§ Goal: In the material below, find how many lines contain the string "color". Write only that number.

§ Records for the task:

⟨

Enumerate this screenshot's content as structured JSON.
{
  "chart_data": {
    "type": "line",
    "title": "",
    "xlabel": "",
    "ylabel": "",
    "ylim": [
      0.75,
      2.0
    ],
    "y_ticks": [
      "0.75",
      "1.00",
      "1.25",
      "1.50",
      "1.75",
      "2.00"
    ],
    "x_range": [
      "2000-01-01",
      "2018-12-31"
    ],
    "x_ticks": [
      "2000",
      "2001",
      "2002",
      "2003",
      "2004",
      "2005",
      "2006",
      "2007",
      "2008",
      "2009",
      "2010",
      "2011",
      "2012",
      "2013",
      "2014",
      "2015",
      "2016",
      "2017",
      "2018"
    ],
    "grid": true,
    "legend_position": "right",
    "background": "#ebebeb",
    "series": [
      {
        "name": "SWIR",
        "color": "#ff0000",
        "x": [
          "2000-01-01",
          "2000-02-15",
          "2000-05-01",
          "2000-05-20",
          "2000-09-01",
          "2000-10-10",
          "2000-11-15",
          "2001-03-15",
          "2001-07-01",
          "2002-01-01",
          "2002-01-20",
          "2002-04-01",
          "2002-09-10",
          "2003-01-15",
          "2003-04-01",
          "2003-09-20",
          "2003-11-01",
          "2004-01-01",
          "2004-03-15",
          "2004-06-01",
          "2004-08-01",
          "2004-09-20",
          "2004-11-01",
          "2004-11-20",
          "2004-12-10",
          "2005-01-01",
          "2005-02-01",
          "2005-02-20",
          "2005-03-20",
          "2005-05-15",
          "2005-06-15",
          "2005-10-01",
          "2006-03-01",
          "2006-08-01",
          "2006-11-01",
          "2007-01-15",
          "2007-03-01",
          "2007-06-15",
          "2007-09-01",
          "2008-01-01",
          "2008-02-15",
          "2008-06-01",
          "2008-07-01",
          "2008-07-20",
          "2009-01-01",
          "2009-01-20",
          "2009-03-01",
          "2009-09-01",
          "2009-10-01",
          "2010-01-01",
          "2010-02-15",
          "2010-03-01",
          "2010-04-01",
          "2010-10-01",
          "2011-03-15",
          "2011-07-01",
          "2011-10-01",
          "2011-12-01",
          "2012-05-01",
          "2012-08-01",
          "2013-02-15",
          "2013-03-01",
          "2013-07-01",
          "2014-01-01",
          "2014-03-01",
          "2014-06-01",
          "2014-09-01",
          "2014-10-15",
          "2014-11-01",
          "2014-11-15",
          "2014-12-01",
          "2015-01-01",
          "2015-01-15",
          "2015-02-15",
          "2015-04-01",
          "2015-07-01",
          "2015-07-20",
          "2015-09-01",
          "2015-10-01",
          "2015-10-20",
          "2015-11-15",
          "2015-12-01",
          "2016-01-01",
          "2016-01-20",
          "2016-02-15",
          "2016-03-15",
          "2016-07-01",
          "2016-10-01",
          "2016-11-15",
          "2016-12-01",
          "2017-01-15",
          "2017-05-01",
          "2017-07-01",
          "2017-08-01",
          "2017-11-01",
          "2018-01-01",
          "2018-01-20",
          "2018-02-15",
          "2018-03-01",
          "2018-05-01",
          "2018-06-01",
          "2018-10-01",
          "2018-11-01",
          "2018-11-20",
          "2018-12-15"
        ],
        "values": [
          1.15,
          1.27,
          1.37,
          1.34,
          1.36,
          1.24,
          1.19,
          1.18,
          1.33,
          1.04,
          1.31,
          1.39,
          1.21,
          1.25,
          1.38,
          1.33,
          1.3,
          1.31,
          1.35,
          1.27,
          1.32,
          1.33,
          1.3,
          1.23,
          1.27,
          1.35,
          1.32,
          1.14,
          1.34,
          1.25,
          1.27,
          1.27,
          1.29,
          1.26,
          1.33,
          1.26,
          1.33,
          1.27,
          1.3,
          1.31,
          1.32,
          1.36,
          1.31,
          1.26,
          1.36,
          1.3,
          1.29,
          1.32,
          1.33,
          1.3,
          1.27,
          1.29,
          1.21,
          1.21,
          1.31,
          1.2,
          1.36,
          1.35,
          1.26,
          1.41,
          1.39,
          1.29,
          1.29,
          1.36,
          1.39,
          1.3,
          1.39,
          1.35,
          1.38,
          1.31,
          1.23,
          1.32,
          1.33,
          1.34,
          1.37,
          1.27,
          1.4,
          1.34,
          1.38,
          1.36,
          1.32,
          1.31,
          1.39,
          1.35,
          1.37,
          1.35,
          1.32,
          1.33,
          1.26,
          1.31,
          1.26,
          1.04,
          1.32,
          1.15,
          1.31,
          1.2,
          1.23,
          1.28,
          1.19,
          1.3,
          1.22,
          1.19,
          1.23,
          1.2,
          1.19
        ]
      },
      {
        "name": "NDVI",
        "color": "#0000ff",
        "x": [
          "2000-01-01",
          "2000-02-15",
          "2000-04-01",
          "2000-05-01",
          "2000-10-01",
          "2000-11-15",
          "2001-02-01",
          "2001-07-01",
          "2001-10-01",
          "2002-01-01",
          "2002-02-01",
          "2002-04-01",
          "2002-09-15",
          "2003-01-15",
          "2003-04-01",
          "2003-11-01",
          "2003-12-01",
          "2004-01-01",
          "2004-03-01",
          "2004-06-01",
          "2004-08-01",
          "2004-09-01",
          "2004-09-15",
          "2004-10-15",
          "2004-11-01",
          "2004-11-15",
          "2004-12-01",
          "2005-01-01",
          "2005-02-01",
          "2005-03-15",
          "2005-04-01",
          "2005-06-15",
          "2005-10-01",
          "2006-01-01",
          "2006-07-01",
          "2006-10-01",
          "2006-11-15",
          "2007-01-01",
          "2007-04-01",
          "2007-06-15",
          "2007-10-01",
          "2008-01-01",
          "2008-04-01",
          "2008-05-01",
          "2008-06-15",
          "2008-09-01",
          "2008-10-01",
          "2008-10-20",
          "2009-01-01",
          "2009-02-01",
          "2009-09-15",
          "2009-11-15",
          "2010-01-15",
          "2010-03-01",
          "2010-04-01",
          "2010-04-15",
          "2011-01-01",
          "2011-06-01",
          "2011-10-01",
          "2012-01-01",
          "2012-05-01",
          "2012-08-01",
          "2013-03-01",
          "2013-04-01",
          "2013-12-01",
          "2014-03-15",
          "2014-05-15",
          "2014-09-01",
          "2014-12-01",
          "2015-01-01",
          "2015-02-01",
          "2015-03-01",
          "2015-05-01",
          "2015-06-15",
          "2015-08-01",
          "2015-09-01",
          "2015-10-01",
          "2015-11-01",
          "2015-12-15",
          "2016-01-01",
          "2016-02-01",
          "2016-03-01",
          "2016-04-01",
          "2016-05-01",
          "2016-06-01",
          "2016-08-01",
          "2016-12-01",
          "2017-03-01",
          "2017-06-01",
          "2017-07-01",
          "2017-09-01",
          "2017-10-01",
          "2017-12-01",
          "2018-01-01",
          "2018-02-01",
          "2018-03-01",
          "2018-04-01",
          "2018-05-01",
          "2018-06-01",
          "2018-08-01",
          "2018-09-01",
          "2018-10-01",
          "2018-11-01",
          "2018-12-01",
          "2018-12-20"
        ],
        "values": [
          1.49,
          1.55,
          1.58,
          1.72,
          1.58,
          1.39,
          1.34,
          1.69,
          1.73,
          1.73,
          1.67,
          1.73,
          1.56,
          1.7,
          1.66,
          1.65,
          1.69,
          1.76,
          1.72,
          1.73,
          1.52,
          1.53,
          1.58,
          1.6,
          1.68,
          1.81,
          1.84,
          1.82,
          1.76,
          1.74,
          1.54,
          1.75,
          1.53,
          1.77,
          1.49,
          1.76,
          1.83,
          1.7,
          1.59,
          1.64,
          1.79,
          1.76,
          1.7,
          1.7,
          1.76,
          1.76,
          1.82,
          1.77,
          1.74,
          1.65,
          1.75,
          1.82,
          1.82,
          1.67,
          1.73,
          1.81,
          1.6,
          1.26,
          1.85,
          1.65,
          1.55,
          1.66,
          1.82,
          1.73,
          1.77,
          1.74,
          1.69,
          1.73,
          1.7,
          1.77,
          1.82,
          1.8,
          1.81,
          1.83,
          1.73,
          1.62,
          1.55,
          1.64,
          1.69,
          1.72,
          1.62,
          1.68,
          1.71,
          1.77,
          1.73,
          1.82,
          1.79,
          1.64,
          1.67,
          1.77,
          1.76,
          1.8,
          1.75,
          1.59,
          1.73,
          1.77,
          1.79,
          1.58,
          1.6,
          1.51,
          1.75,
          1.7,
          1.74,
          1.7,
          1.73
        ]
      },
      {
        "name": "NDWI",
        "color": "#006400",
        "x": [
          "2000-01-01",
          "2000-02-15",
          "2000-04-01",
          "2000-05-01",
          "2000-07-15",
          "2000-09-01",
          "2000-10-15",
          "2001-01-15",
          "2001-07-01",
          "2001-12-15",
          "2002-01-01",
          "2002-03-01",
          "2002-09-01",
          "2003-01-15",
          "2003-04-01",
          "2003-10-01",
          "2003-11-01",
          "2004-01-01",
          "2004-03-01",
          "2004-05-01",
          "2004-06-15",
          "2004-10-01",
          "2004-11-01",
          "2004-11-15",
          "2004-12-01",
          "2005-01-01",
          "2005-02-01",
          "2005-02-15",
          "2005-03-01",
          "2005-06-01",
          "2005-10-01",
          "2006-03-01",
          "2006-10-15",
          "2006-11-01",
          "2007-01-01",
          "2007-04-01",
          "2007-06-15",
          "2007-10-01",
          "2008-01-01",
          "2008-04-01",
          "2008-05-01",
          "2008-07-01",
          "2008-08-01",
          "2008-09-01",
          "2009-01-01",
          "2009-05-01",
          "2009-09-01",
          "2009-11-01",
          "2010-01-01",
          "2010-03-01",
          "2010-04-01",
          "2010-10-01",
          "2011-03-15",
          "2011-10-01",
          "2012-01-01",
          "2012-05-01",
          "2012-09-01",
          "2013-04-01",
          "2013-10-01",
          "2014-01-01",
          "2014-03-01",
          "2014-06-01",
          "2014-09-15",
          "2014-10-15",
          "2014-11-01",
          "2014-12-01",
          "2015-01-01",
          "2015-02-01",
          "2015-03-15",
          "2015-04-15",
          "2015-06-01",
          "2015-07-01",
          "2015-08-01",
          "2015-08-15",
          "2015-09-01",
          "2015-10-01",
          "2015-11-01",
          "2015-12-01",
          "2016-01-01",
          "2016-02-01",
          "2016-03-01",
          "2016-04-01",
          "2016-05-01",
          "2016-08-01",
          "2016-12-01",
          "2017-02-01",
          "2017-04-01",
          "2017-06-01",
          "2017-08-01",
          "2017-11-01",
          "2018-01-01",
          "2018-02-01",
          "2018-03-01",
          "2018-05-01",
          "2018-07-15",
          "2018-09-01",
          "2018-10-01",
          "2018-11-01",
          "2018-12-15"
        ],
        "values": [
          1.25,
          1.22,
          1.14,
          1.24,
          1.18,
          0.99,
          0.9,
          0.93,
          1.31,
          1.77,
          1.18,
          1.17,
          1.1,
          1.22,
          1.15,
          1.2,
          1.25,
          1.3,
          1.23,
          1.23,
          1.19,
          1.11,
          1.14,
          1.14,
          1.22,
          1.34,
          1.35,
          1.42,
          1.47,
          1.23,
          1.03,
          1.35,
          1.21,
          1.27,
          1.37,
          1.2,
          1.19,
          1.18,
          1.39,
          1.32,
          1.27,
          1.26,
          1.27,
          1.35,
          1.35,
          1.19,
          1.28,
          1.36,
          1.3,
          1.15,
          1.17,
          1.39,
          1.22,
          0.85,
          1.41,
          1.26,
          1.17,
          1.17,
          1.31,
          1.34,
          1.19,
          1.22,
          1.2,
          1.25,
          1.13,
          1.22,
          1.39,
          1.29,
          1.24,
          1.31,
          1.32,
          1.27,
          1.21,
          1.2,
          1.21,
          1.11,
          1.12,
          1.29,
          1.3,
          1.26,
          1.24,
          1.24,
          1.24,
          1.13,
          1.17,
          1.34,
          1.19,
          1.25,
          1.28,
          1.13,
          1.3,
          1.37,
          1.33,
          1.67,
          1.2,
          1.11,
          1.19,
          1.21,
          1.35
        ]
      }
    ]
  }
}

⟩

§ Answer: 3